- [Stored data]
□ □ □ □ □
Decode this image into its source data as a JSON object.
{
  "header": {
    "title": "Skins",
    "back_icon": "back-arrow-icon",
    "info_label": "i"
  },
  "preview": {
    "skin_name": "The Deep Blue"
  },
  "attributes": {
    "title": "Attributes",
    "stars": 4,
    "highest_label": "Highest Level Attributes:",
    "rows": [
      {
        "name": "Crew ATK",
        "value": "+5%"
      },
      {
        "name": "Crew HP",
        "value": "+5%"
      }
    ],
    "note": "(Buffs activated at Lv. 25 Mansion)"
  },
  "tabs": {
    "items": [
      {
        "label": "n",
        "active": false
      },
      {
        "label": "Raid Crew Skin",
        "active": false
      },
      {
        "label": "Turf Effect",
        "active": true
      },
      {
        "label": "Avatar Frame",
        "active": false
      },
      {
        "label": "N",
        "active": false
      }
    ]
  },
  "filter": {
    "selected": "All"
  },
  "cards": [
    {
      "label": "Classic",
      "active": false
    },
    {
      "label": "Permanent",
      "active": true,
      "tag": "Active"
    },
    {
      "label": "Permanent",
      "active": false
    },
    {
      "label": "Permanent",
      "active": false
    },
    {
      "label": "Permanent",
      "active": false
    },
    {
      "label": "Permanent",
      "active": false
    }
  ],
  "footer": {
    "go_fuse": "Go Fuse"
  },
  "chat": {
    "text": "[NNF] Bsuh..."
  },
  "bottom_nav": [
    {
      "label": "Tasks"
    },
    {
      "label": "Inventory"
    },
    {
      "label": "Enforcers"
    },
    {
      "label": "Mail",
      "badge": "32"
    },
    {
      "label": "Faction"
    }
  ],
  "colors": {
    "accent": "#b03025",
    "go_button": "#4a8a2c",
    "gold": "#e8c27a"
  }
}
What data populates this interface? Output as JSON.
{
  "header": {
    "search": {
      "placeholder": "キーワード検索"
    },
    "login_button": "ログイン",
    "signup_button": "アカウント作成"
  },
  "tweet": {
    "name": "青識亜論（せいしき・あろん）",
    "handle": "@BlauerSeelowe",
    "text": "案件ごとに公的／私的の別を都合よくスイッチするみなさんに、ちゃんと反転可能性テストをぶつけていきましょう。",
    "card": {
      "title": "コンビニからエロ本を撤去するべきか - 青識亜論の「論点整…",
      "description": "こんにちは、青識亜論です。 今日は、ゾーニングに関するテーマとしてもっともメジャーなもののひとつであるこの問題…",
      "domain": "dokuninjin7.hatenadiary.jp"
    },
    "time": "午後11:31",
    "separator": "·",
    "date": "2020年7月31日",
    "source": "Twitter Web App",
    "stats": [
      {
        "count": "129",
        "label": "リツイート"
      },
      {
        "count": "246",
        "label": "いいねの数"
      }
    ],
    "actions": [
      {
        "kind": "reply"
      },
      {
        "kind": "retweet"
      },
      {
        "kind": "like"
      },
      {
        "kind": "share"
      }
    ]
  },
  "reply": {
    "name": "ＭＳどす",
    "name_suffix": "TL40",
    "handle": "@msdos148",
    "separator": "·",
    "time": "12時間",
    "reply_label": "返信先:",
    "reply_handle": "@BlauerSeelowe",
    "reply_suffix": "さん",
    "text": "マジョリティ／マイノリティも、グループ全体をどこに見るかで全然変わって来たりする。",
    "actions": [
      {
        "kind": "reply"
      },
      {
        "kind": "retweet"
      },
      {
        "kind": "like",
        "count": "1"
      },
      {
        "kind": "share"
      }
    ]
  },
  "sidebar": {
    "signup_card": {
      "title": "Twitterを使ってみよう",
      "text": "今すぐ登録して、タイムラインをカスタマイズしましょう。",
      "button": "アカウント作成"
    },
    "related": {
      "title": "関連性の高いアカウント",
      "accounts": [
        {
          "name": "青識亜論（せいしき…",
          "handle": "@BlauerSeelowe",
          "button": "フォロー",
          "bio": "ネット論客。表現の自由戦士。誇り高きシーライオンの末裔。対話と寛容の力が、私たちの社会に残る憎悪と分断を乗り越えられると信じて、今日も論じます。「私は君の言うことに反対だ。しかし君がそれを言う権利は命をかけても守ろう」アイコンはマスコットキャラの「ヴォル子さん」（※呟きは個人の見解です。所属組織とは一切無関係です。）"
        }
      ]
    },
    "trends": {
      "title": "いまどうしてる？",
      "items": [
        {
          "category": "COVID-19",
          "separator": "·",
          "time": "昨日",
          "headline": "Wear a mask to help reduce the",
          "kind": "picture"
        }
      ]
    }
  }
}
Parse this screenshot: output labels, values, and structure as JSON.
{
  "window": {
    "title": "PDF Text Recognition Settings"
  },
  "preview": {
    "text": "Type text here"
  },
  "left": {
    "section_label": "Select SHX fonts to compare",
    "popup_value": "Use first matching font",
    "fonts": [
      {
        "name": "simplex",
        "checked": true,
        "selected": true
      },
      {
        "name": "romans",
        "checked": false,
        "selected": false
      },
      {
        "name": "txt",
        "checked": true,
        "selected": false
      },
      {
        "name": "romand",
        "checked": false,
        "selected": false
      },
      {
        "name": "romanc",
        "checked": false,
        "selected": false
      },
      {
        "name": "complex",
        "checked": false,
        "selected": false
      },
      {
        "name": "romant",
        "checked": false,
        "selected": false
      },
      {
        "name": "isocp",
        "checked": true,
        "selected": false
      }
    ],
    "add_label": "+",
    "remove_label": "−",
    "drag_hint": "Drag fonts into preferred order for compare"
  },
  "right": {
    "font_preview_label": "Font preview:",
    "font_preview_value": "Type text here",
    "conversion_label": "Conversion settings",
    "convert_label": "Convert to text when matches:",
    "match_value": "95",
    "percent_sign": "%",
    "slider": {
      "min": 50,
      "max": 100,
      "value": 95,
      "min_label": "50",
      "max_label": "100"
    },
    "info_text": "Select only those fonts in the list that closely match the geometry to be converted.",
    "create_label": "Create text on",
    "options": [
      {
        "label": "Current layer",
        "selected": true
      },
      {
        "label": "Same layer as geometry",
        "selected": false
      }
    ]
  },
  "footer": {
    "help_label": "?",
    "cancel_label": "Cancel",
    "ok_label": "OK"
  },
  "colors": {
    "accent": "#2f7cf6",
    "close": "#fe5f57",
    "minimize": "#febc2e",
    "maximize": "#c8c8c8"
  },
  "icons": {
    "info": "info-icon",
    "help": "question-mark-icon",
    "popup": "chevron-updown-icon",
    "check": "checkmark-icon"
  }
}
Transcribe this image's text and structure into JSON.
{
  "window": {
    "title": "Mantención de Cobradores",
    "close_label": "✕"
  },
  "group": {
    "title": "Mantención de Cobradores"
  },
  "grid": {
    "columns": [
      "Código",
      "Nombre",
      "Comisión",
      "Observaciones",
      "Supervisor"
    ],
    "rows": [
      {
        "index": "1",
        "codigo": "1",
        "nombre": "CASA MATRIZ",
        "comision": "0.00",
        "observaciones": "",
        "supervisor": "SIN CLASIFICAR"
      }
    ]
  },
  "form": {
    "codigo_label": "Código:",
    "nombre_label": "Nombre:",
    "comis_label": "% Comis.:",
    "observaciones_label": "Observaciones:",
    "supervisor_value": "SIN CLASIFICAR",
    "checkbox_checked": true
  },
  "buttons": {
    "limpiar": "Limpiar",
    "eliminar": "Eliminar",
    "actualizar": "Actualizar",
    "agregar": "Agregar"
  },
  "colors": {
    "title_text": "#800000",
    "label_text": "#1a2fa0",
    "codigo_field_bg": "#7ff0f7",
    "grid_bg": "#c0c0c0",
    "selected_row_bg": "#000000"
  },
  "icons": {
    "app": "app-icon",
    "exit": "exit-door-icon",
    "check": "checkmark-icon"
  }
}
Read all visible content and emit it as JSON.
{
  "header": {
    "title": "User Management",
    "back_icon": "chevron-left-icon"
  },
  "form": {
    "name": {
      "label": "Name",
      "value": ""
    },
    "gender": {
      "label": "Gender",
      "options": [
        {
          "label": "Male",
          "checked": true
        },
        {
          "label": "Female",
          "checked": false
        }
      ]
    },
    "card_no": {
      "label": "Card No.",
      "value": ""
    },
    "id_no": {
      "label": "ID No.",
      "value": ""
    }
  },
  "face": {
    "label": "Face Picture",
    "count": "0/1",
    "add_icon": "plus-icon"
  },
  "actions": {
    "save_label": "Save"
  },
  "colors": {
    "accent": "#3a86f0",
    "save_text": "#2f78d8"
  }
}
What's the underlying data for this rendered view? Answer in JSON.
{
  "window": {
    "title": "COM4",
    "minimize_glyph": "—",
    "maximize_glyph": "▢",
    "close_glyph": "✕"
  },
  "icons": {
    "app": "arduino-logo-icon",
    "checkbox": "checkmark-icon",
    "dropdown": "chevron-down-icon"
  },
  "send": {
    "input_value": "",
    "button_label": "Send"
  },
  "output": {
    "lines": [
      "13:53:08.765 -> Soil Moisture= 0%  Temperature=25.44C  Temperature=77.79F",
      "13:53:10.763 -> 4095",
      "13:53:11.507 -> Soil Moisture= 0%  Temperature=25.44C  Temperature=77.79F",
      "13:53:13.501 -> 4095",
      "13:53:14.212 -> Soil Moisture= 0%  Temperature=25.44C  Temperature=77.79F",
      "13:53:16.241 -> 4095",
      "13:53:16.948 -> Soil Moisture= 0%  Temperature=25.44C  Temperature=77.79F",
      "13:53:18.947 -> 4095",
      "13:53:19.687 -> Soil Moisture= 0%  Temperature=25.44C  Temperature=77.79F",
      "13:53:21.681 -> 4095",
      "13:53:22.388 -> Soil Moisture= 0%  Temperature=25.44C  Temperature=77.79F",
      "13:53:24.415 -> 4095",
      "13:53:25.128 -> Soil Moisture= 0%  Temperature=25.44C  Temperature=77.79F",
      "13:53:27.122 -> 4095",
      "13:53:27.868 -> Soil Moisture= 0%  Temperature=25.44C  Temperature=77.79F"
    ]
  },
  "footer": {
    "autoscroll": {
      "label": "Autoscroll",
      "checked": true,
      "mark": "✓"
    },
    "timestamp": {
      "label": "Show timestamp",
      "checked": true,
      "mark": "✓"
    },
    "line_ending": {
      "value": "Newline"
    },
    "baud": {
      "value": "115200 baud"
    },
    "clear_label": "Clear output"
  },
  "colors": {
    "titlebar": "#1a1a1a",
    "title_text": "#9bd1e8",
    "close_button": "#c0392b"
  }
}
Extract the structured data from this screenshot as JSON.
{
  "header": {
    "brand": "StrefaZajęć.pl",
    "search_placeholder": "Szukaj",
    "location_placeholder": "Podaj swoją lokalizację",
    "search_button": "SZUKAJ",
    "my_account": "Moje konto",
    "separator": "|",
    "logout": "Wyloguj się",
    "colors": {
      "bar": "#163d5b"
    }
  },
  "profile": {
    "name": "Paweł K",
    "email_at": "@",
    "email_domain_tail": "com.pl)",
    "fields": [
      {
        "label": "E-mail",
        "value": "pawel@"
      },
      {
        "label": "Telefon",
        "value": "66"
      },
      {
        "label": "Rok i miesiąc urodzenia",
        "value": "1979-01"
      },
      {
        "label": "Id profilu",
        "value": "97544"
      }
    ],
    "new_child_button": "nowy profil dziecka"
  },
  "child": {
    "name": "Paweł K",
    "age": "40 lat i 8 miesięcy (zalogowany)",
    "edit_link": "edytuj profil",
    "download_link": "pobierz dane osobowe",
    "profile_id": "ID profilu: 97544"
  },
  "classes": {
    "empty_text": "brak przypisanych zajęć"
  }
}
□ □ □ □ □
- [Exercise prompt] Report how many lines of the entries hold the string "Type". Provide the number alone.

- [Final result] 2